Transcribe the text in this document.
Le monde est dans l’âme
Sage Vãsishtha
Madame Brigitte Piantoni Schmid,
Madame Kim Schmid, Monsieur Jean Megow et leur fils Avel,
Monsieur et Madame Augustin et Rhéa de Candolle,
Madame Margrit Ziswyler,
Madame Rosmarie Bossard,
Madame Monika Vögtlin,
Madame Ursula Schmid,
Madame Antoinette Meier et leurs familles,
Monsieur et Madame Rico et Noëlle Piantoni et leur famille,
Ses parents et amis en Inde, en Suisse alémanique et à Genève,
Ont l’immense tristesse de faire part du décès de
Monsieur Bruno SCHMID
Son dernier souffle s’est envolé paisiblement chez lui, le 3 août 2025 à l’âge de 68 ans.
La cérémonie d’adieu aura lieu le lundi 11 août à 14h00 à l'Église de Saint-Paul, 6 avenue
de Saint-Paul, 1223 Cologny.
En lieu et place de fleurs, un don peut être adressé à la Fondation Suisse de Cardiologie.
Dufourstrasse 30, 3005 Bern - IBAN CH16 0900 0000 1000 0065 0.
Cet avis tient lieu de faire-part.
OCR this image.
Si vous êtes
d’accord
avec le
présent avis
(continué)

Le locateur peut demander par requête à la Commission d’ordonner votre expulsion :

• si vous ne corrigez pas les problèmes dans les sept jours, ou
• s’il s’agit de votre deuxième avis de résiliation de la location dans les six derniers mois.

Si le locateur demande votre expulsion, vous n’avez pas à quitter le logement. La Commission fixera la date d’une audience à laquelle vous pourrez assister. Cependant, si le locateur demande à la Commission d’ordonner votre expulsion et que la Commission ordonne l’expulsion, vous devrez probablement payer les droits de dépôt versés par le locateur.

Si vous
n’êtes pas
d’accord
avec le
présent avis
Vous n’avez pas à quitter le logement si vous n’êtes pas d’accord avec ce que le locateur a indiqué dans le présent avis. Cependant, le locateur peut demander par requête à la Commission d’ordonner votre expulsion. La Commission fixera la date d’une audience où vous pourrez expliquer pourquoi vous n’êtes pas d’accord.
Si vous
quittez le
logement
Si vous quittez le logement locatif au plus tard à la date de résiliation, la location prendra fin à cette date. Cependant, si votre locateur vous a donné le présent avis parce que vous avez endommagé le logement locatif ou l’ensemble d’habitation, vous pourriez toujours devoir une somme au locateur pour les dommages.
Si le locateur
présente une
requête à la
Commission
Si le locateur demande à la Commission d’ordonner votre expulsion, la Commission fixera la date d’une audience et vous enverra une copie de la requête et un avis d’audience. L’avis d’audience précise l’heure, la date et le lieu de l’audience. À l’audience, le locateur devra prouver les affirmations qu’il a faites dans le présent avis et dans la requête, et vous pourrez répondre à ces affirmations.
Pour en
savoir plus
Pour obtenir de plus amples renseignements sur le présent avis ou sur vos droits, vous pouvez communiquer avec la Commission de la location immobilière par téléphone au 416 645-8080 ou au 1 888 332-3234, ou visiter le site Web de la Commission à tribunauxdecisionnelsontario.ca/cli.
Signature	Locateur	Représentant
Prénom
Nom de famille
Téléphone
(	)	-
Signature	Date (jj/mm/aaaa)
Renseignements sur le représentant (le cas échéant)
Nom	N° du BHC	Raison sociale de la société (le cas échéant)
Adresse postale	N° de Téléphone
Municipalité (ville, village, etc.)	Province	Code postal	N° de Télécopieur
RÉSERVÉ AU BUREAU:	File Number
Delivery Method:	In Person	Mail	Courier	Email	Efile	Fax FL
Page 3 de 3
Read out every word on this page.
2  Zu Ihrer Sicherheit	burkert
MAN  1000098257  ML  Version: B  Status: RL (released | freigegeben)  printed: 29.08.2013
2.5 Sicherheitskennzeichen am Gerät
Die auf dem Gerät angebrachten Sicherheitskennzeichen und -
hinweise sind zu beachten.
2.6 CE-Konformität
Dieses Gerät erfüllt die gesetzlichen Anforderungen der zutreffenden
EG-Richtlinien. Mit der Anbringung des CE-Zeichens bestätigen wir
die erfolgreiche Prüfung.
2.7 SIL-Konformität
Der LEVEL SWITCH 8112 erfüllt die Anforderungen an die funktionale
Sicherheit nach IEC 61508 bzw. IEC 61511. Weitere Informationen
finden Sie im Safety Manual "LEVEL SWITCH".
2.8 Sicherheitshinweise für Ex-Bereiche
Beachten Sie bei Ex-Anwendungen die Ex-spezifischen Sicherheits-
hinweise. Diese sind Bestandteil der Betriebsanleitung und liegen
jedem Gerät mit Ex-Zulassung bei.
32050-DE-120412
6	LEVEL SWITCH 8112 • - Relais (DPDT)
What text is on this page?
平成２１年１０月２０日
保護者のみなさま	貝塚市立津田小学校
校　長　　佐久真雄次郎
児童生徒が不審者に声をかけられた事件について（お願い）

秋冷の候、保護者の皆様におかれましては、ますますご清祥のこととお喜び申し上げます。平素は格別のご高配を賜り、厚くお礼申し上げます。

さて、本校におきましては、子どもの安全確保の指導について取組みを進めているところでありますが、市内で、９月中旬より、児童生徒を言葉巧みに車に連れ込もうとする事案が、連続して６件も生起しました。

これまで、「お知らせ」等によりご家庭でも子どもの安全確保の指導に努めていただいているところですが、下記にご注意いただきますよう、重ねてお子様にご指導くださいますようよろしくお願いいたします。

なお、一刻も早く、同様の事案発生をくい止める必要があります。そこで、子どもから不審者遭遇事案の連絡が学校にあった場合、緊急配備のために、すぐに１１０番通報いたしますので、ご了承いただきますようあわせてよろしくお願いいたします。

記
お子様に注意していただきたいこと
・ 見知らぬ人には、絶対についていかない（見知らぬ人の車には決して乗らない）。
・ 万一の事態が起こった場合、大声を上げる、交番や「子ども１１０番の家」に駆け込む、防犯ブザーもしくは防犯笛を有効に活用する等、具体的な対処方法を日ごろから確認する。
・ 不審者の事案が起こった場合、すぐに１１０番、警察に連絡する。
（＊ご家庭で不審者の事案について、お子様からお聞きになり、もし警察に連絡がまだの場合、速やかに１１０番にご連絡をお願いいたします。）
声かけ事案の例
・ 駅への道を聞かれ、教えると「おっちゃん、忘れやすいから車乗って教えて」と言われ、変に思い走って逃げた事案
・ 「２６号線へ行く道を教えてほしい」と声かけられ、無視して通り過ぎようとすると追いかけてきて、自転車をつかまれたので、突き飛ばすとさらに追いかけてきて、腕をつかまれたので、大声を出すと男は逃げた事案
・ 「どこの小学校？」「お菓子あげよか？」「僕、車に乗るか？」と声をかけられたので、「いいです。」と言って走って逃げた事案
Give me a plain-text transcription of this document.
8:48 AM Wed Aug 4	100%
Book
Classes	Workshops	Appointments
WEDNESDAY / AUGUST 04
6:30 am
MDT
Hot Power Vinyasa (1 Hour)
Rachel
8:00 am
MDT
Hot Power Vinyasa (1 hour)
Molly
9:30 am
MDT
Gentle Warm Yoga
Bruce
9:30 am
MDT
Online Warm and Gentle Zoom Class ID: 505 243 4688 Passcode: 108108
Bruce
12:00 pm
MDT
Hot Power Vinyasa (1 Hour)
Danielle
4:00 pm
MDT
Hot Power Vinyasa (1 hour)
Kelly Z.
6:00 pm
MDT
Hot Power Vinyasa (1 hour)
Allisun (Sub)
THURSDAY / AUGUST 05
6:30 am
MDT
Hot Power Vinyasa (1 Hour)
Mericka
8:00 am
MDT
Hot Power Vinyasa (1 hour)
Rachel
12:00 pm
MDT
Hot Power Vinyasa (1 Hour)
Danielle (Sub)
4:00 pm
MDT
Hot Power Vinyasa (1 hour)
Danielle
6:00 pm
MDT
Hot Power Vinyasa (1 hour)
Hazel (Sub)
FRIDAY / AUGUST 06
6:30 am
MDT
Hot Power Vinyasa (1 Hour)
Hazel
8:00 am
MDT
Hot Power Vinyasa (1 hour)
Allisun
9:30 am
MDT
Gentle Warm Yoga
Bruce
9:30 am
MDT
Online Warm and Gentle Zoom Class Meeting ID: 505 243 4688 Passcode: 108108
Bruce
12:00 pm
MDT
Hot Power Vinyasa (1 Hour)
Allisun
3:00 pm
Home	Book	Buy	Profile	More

* _WHAT YOU NEED TO DO_
Exactly repeat the lines from the line that contains "Give me a plain-text" to the end of the entries, both included, and leave out all other lines.

* _RESULT OF THIS TASK_
Give me a plain-text transcription of this document.
8:48 AM Wed Aug 4	100%
Book
Classes	Workshops	Appointments
WEDNESDAY / AUGUST 04
6:30 am
MDT
Hot Power Vinyasa (1 Hour)
Rachel
8:00 am
MDT
Hot Power Vinyasa (1 hour)
Molly
9:30 am
MDT
Gentle Warm Yoga
Bruce
9:30 am
MDT
Online Warm and Gentle Zoom Class ID: 505 243 4688 Passcode: 108108
Bruce
12:00 pm
MDT
Hot Power Vinyasa (1 Hour)
Danielle
4:00 pm
MDT
Hot Power Vinyasa (1 hour)
Kelly Z.
6:00 pm
MDT
Hot Power Vinyasa (1 hour)
Allisun (Sub)
THURSDAY / AUGUST 05
6:30 am
MDT
Hot Power Vinyasa (1 Hour)
Mericka
8:00 am
MDT
Hot Power Vinyasa (1 hour)
Rachel
12:00 pm
MDT
Hot Power Vinyasa (1 Hour)
Danielle (Sub)
4:00 pm
MDT
Hot Power Vinyasa (1 hour)
Danielle
6:00 pm
MDT
Hot Power Vinyasa (1 hour)
Hazel (Sub)
FRIDAY / AUGUST 06
6:30 am
MDT
Hot Power Vinyasa (1 Hour)
Hazel
8:00 am
MDT
Hot Power Vinyasa (1 hour)
Allisun
9:30 am
MDT
Gentle Warm Yoga
Bruce
9:30 am
MDT
Online Warm and Gentle Zoom Class Meeting ID: 505 243 4688 Passcode: 108108
Bruce
12:00 pm
MDT
Hot Power Vinyasa (1 Hour)
Allisun
3:00 pm
Home	Book	Buy	Profile	More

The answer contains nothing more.